[begin EXERCISE INPUTS]
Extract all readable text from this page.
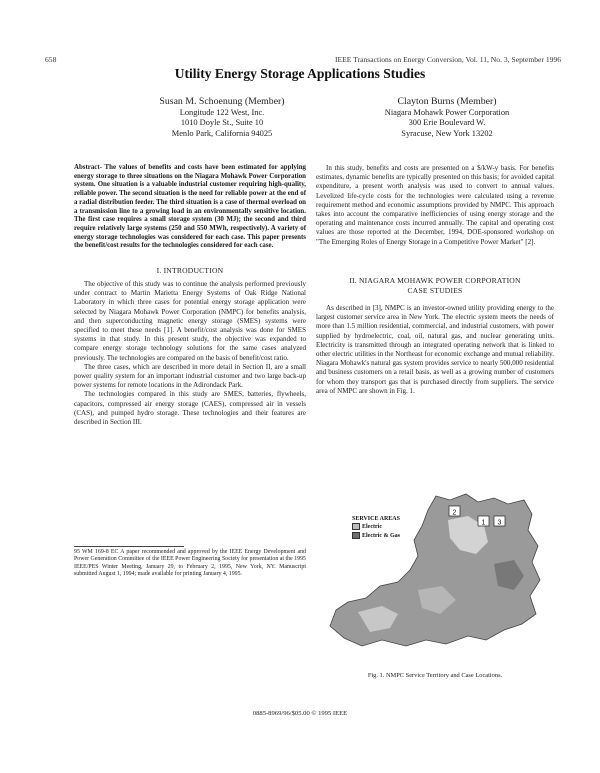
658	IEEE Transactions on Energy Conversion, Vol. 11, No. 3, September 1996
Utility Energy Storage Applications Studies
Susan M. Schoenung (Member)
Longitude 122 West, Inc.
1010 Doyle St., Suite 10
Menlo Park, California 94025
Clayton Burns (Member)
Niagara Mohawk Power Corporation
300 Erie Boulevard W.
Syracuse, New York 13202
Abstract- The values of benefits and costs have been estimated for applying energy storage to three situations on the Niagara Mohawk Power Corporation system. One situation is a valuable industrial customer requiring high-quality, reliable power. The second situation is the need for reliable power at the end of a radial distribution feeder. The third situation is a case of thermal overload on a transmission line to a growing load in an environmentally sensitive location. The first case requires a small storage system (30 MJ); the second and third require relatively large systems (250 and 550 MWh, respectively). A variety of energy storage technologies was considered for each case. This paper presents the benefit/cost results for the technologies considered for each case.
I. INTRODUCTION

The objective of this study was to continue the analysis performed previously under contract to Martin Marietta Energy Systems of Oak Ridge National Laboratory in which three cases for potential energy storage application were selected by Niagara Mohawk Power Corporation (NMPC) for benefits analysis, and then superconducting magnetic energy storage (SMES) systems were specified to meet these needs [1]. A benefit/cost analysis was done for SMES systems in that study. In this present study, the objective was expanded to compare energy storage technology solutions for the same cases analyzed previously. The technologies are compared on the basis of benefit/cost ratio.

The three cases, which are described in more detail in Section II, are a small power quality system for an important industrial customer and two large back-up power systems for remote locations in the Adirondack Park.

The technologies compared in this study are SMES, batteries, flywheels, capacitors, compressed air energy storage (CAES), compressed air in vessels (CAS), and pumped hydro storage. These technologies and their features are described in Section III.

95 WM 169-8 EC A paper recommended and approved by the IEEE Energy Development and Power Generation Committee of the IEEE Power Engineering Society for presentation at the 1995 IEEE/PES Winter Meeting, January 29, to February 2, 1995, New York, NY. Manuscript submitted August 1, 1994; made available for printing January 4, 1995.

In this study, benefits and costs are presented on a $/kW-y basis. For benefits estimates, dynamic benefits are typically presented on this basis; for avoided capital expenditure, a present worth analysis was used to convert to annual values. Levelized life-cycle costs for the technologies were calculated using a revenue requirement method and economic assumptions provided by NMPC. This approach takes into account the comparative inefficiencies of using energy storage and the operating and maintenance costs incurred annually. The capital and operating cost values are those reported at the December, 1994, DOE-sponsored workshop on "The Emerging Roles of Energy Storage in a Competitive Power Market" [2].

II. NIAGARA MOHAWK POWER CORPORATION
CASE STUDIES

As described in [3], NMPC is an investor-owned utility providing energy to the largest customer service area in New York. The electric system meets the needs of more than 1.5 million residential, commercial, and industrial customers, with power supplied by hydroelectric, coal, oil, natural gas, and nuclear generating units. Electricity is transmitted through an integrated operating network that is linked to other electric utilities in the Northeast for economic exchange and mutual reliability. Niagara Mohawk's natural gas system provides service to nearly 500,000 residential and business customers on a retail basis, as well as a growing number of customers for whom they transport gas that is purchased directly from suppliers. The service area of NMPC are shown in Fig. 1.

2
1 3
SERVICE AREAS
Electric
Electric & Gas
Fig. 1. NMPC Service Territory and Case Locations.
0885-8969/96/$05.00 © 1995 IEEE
[end EXERCISE INPUTS]
[begin EXERCISE INPUTS]
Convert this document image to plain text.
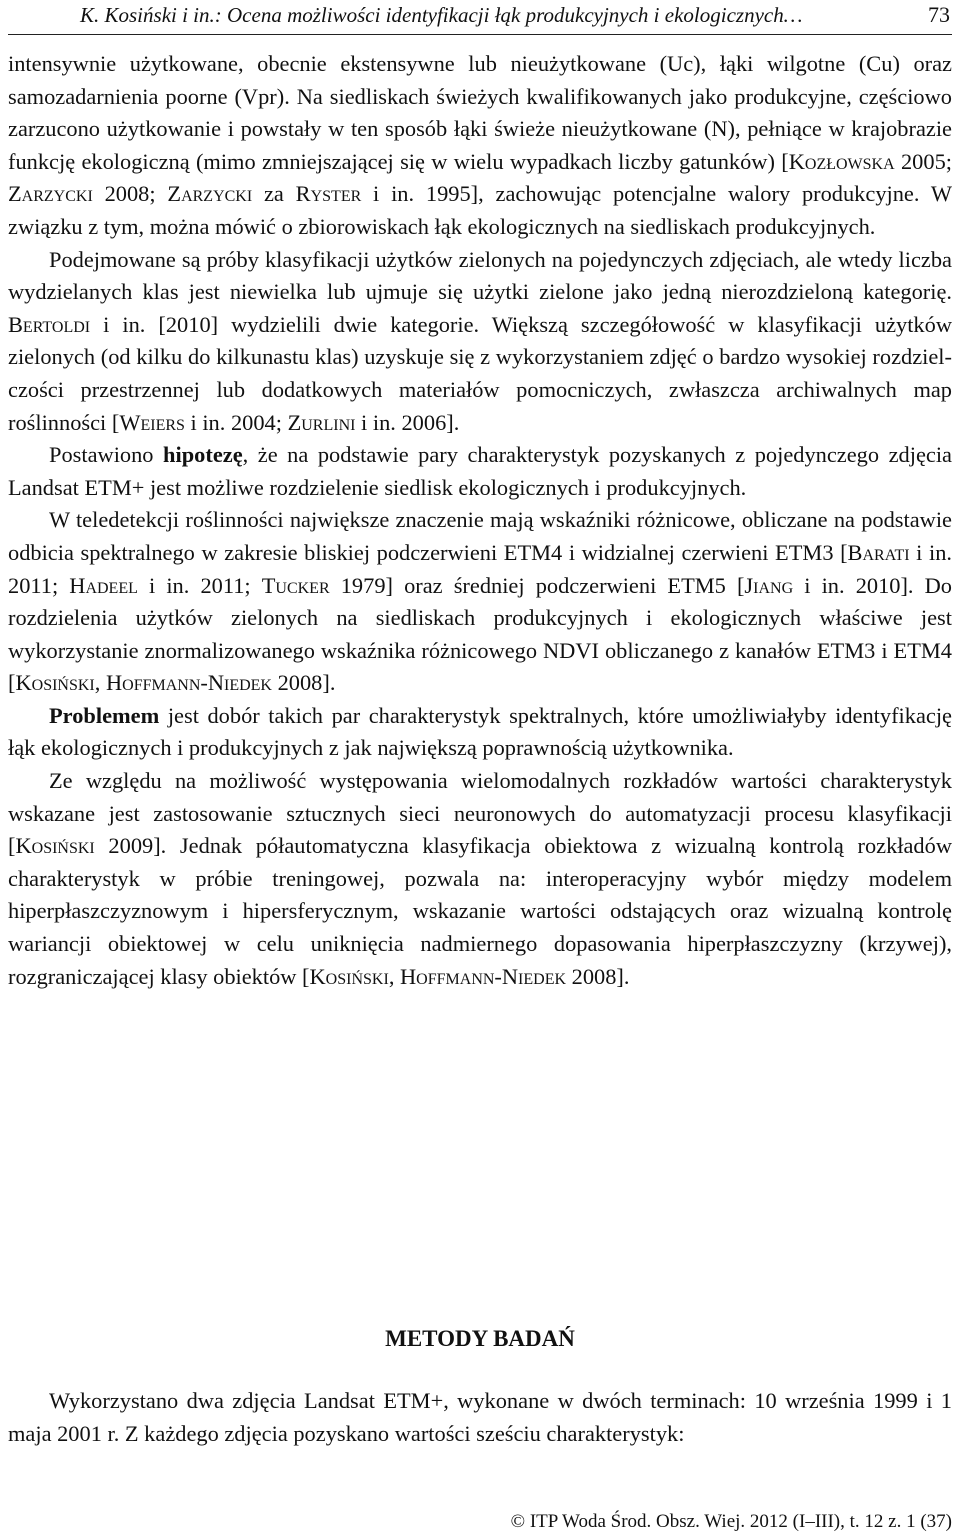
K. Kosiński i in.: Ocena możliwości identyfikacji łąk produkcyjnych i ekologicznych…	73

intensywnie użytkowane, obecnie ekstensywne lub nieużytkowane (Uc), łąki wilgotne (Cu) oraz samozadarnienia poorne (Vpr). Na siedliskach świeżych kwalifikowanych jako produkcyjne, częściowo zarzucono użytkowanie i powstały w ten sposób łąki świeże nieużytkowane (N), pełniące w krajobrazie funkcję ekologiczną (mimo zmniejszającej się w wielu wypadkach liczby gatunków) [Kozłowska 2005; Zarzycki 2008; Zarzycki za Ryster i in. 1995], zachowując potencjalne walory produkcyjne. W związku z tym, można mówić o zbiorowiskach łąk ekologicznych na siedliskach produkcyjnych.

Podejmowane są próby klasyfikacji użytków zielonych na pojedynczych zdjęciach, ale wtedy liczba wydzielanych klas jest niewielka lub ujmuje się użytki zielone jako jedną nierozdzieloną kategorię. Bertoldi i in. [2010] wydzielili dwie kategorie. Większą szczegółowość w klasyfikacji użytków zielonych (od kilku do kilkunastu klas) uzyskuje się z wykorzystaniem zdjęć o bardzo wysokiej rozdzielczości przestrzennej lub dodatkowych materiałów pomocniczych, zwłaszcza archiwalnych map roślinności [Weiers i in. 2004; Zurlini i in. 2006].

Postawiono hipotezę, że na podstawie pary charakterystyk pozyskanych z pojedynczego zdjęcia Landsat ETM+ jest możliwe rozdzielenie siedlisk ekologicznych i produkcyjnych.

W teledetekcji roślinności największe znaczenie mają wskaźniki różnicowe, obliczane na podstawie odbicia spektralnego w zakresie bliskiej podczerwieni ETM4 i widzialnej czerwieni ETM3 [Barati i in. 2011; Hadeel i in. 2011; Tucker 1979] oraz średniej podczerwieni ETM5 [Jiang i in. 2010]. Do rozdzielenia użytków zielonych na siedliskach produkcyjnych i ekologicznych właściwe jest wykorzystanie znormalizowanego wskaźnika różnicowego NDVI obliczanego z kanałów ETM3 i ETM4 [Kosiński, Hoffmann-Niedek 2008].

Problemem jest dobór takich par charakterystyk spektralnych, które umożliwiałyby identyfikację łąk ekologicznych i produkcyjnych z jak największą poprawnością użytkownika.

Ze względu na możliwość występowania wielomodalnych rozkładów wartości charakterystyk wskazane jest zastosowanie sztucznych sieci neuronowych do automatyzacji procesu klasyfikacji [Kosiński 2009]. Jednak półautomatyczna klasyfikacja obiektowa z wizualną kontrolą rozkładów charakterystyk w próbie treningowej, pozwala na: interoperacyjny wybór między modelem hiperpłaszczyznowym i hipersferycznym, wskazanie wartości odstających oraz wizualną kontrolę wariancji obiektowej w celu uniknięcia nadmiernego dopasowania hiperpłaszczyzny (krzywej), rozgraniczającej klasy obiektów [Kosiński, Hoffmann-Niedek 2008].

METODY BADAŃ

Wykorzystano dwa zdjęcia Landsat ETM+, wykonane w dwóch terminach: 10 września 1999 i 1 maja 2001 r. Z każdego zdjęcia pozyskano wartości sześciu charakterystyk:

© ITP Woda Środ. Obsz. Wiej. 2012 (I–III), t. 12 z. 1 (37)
[end EXERCISE INPUTS]
Identify each line of the material where the word "Park" shows up, and copy it.

Menlo Park, California 94025
The three cases, which are described in more detail in Section II, are a small power quality system for an important industrial customer and two large back-up power systems for remote locations in the Adirondack Park.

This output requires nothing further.